▶ The data
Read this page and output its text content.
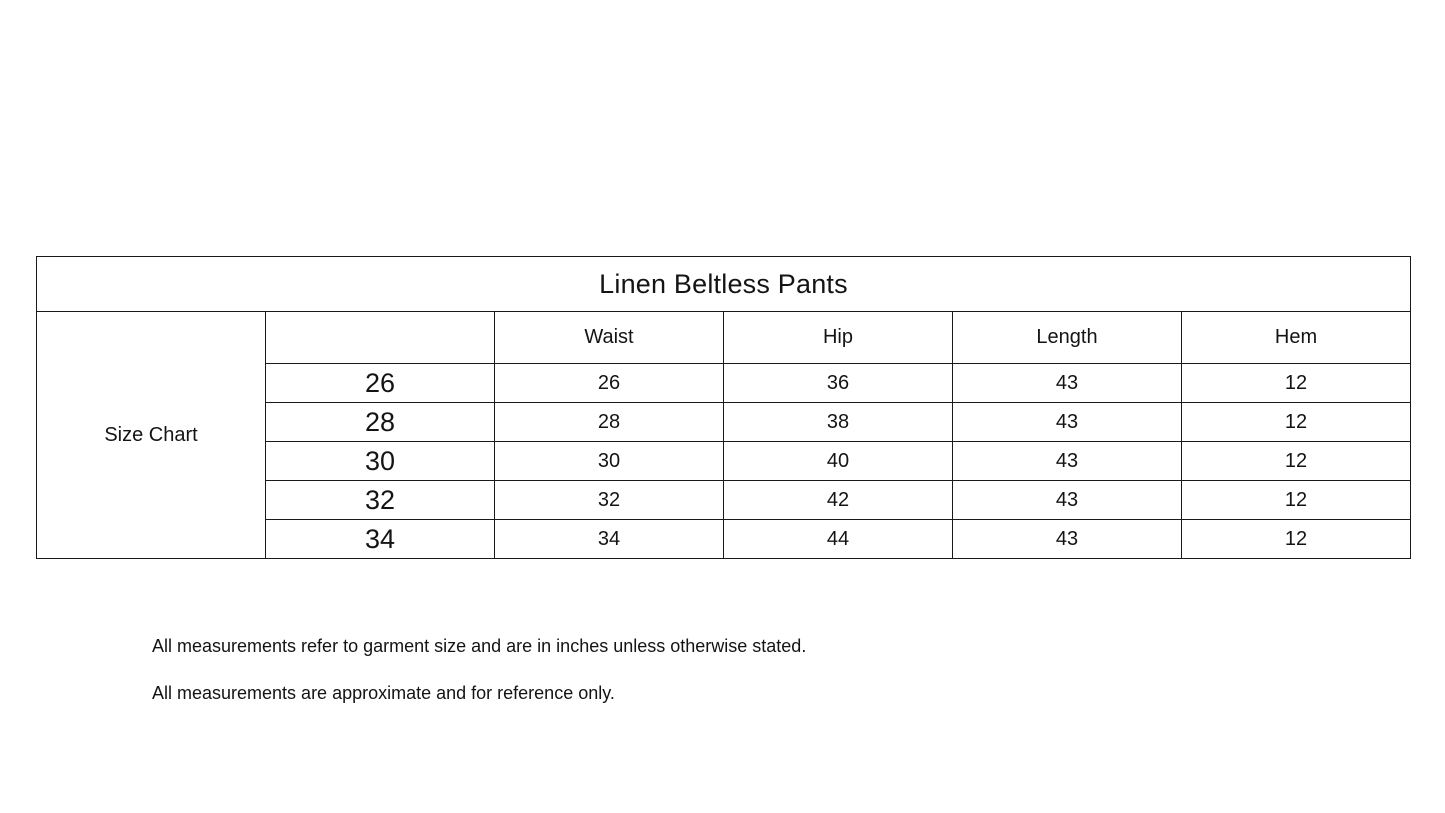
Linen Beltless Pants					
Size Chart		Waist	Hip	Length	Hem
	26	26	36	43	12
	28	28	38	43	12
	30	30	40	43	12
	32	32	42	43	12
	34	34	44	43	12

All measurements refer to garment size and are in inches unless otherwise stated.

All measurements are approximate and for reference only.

* * *

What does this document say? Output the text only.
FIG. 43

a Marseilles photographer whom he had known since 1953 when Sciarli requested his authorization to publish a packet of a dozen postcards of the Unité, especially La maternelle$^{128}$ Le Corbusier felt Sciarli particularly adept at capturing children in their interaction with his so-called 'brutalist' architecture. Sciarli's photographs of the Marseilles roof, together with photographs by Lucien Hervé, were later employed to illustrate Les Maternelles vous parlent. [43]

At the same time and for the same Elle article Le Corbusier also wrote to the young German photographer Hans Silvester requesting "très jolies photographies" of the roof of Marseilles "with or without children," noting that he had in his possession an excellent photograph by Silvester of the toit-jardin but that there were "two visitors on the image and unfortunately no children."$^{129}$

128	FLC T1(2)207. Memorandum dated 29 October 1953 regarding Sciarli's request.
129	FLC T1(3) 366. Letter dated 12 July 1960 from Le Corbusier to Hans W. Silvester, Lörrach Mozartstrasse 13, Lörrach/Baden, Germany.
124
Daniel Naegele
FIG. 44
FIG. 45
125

▶ What you have to do
Pick every line with "Corbusier" in it and copy it.

▶ Exercise output
a Marseilles photographer whom he had known since 1953 when Sciarli requested his authorization to publish a packet of a dozen postcards of the Unité, especially La maternelle$^{128}$ Le Corbusier felt Sciarli particularly adept at capturing children in their interaction with his so-called 'brutalist' architecture. Sciarli's photographs of the Marseilles roof, together with photographs by Lucien Hervé, were later employed to illustrate Les Maternelles vous parlent. [43]
At the same time and for the same Elle article Le Corbusier also wrote to the young German photographer Hans Silvester requesting "très jolies photographies" of the roof of Marseilles "with or without children," noting that he had in his possession an excellent photograph by Silvester of the toit-jardin but that there were "two visitors on the image and unfortunately no children."$^{129}$
129	FLC T1(3) 366. Letter dated 12 July 1960 from Le Corbusier to Hans W. Silvester, Lörrach Mozartstrasse 13, Lörrach/Baden, Germany.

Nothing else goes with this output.